→ **Exercise task**:
Read the lines below. Copy out any that hold the string "年国际温标".

→ **Data to process**:
-- -- --
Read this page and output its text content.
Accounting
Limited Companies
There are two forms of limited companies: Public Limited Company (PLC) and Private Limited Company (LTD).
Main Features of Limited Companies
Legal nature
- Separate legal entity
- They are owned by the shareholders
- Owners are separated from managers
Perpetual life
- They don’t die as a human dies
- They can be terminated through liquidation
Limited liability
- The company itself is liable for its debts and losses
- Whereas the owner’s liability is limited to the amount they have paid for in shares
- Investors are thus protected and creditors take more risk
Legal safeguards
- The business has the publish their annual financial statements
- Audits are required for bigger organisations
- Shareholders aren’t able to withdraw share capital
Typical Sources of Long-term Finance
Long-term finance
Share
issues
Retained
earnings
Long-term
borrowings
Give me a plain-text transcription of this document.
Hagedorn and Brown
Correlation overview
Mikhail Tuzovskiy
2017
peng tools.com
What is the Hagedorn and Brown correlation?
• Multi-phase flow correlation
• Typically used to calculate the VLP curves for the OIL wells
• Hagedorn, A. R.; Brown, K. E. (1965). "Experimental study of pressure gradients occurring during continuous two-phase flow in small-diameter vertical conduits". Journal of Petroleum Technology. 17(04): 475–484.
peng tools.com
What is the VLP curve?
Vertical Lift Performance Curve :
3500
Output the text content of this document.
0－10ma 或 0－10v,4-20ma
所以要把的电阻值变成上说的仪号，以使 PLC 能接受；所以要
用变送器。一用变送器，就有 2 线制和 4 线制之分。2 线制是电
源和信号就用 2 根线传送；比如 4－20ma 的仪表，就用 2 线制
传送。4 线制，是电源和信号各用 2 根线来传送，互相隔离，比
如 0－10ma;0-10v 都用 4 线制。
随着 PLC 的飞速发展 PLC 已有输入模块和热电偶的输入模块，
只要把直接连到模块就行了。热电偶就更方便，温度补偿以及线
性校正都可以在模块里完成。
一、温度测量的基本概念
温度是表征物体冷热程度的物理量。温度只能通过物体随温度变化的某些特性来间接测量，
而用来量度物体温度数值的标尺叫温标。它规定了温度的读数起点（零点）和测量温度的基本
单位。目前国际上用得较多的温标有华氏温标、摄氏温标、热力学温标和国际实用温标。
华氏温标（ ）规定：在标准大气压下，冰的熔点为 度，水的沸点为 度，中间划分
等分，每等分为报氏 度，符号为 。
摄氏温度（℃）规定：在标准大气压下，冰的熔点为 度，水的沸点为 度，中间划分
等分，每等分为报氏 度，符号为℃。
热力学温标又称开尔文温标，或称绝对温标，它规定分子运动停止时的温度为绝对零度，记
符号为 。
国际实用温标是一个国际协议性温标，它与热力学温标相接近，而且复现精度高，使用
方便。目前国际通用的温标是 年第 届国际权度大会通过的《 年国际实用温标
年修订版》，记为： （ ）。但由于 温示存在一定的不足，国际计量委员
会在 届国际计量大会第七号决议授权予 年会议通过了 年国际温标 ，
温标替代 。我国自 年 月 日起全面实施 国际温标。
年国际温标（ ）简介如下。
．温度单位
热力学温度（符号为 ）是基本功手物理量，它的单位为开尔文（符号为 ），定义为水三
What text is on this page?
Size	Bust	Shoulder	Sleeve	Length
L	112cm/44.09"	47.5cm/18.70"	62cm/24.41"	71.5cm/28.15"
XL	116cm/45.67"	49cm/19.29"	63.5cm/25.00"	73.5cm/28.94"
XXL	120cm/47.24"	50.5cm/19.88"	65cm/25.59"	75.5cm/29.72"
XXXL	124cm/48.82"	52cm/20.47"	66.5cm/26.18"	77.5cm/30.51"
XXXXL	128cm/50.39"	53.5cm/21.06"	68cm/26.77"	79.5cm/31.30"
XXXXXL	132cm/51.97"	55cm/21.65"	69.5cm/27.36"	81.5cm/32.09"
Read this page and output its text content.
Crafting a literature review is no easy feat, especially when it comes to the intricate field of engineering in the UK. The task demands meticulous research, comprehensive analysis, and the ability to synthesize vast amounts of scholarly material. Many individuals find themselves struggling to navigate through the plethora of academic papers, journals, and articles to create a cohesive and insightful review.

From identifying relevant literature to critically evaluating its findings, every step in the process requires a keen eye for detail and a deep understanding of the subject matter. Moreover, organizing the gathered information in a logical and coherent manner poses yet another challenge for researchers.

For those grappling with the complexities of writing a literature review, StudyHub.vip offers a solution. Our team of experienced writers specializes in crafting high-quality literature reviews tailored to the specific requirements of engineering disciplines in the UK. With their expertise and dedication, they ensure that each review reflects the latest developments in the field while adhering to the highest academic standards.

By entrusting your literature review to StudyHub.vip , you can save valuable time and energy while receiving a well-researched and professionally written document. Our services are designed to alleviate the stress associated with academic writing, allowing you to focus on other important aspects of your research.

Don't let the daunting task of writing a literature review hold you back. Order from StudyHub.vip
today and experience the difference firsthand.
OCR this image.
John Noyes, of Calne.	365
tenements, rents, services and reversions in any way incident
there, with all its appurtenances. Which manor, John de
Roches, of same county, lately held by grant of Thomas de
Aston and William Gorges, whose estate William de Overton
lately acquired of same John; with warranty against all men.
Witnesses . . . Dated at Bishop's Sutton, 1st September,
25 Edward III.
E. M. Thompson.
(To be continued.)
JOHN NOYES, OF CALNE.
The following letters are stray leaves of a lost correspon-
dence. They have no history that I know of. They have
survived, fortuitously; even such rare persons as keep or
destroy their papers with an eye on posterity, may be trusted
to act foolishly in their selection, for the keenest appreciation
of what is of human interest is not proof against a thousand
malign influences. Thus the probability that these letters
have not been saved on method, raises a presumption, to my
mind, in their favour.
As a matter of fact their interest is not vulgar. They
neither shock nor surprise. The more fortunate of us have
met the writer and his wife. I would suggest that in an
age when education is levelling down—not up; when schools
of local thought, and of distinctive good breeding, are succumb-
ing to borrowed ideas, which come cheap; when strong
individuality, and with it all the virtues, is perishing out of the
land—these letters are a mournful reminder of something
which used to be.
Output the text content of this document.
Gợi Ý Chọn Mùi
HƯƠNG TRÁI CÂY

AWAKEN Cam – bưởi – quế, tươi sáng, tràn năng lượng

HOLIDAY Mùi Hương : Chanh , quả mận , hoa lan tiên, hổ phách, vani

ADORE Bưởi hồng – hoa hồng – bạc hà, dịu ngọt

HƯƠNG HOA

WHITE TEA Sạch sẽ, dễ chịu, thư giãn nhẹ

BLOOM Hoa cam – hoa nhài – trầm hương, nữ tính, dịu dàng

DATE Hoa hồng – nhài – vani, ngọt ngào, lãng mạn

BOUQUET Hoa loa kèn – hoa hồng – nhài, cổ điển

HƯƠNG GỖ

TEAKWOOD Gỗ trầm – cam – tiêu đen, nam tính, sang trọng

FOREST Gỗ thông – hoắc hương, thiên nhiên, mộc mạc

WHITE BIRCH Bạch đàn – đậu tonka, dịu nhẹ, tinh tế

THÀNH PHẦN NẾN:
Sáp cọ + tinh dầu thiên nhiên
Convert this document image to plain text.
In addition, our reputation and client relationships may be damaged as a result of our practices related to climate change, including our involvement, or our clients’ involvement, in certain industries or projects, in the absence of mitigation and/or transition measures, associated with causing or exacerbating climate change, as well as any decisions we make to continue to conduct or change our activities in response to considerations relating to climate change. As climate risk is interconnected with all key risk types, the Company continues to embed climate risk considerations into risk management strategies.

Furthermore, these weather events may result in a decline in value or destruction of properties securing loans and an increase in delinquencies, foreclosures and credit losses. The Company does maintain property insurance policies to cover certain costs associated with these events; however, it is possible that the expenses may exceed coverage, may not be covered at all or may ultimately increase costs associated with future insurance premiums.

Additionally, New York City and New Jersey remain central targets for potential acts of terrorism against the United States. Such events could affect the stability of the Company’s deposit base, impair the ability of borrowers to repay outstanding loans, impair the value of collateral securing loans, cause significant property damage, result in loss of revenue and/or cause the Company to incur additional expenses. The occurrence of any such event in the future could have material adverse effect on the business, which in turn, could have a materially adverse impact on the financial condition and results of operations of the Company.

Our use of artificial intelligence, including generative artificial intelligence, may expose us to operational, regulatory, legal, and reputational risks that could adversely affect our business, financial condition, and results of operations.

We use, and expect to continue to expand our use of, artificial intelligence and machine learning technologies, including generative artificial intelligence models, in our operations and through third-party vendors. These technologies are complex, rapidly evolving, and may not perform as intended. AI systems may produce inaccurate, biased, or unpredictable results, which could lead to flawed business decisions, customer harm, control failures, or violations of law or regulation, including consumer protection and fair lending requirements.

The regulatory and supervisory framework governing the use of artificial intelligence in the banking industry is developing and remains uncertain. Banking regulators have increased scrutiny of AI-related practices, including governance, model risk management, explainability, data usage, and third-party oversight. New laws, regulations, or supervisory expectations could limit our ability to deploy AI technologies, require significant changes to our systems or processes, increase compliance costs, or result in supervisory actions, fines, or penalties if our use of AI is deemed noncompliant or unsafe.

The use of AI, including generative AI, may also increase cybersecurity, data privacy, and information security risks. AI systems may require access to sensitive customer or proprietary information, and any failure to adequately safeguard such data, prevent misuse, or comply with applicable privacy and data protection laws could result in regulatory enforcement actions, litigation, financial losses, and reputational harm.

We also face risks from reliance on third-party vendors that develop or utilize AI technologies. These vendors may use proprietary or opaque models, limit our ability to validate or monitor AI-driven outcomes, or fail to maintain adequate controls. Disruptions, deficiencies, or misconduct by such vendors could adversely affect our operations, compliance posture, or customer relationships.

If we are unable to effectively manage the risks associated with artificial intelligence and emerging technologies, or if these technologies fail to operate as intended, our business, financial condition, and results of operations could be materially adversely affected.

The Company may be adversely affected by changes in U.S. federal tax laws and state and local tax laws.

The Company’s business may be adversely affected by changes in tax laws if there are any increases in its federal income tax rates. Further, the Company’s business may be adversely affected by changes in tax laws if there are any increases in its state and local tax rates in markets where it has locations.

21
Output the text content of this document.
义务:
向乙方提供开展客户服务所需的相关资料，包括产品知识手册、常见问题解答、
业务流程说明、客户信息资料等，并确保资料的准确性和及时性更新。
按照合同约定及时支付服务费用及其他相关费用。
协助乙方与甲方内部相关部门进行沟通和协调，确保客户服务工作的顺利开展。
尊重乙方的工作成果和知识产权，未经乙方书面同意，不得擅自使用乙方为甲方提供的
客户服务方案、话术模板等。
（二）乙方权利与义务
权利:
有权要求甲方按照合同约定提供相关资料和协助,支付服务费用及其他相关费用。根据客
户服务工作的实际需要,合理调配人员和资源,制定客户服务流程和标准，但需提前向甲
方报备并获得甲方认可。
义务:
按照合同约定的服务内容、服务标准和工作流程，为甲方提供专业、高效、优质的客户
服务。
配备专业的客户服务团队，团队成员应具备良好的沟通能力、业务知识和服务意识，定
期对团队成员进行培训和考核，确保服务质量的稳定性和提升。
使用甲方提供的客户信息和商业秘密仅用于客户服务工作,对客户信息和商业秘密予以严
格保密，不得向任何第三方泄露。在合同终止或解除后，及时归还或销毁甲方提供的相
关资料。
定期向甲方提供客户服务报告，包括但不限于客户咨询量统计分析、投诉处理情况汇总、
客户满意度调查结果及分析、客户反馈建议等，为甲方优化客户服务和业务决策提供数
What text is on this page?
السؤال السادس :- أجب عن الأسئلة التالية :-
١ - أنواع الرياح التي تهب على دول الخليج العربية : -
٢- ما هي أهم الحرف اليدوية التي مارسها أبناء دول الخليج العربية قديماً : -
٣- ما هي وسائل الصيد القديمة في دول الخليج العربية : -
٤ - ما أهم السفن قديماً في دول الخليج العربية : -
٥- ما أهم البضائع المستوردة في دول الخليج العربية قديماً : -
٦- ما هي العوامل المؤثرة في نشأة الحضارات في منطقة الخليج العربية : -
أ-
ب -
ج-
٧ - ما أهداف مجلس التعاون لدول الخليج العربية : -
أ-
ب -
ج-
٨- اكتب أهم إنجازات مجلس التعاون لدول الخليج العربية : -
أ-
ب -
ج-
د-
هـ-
-- -- --
→ **Final result**:
会在 届国际计量大会第七号决议授权予 年会议通过了 年国际温标 ，
年国际温标（ ）简介如下。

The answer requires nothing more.